=== Data for the task ===

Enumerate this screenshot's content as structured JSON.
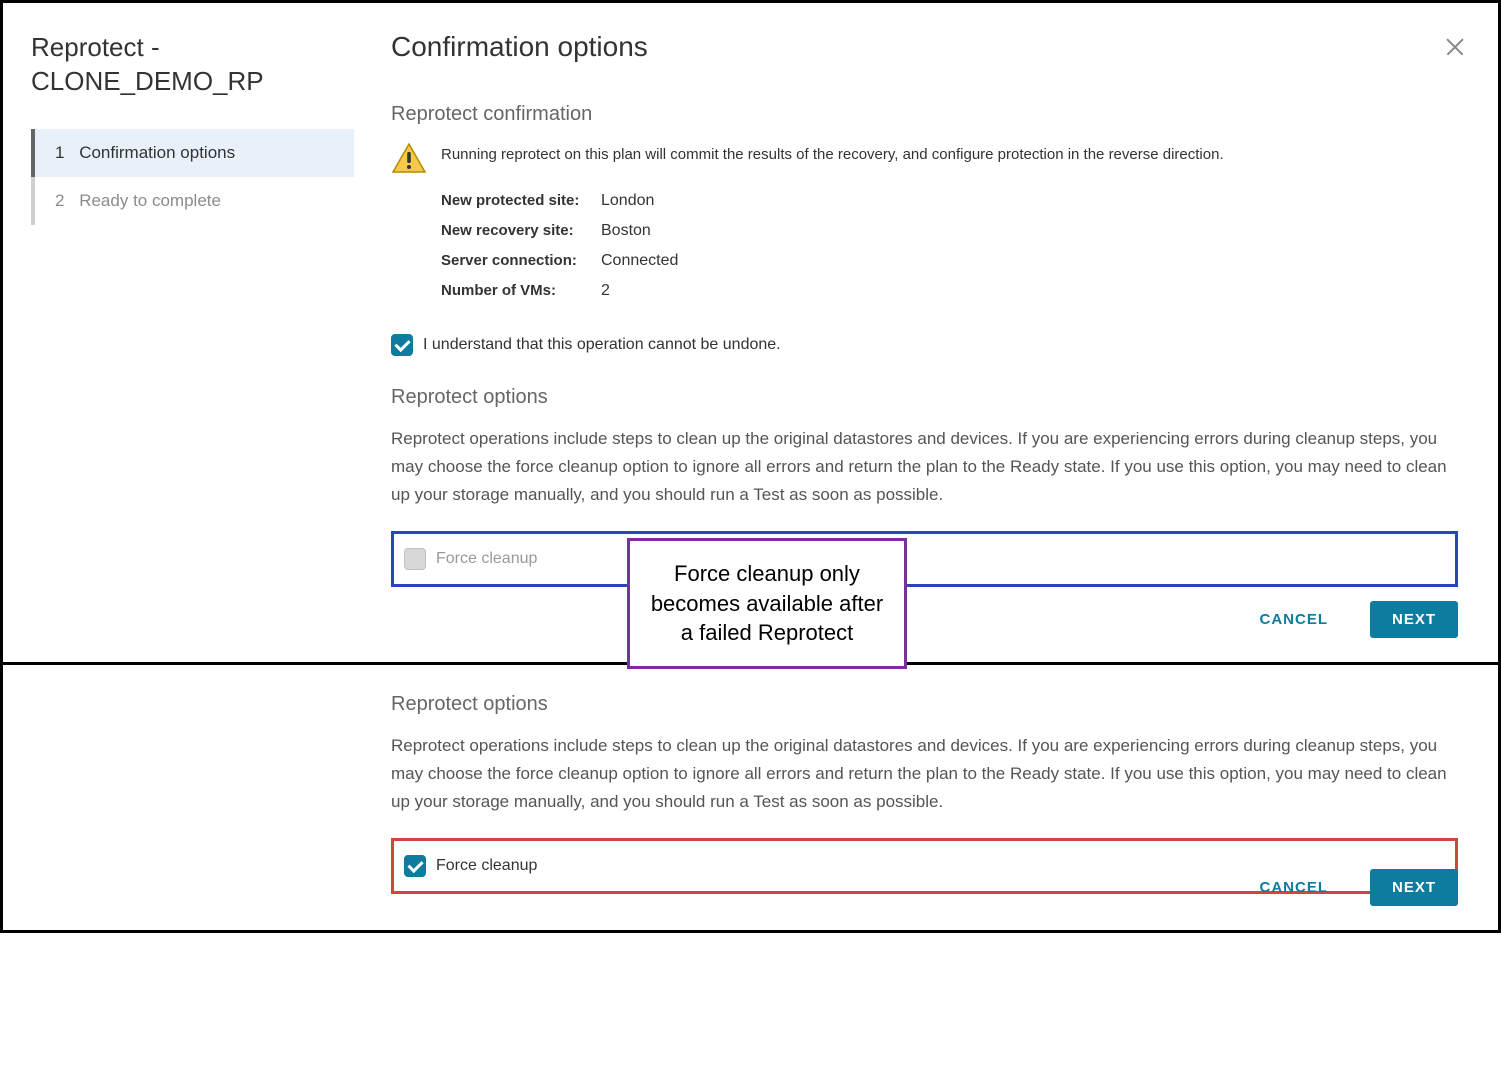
{
  "sidebar": {
    "title_line1": "Reprotect -",
    "title_line2": "CLONE_DEMO_RP",
    "steps": [
      {
        "num": "1",
        "label": "Confirmation options"
      },
      {
        "num": "2",
        "label": "Ready to complete"
      }
    ]
  },
  "header": {
    "title": "Confirmation options"
  },
  "confirmation": {
    "heading": "Reprotect confirmation",
    "warning": "Running reprotect on this plan will commit the results of the recovery, and configure protection in the reverse direction.",
    "fields": {
      "protected_site_label": "New protected site:",
      "protected_site_value": "London",
      "recovery_site_label": "New recovery site:",
      "recovery_site_value": "Boston",
      "server_conn_label": "Server connection:",
      "server_conn_value": "Connected",
      "vm_count_label": "Number of VMs:",
      "vm_count_value": "2"
    },
    "ack_checkbox": "I understand that this operation cannot be undone."
  },
  "options": {
    "heading": "Reprotect options",
    "description": "Reprotect operations include steps to clean up the original datastores and devices. If you are experiencing errors during cleanup steps, you may choose the force cleanup option to ignore all errors and return the plan to the Ready state. If you use this option, you may need to clean up your storage manually, and you should run a Test as soon as possible.",
    "force_cleanup_label": "Force cleanup"
  },
  "buttons": {
    "cancel": "CANCEL",
    "next": "NEXT"
  },
  "annotation": "Force cleanup only becomes available after a failed Reprotect"
}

===

Exercise goal: From the listing above, collect every line that mentions the word "heading".

Exercise output:
    "heading": "Reprotect confirmation",
    "heading": "Reprotect options",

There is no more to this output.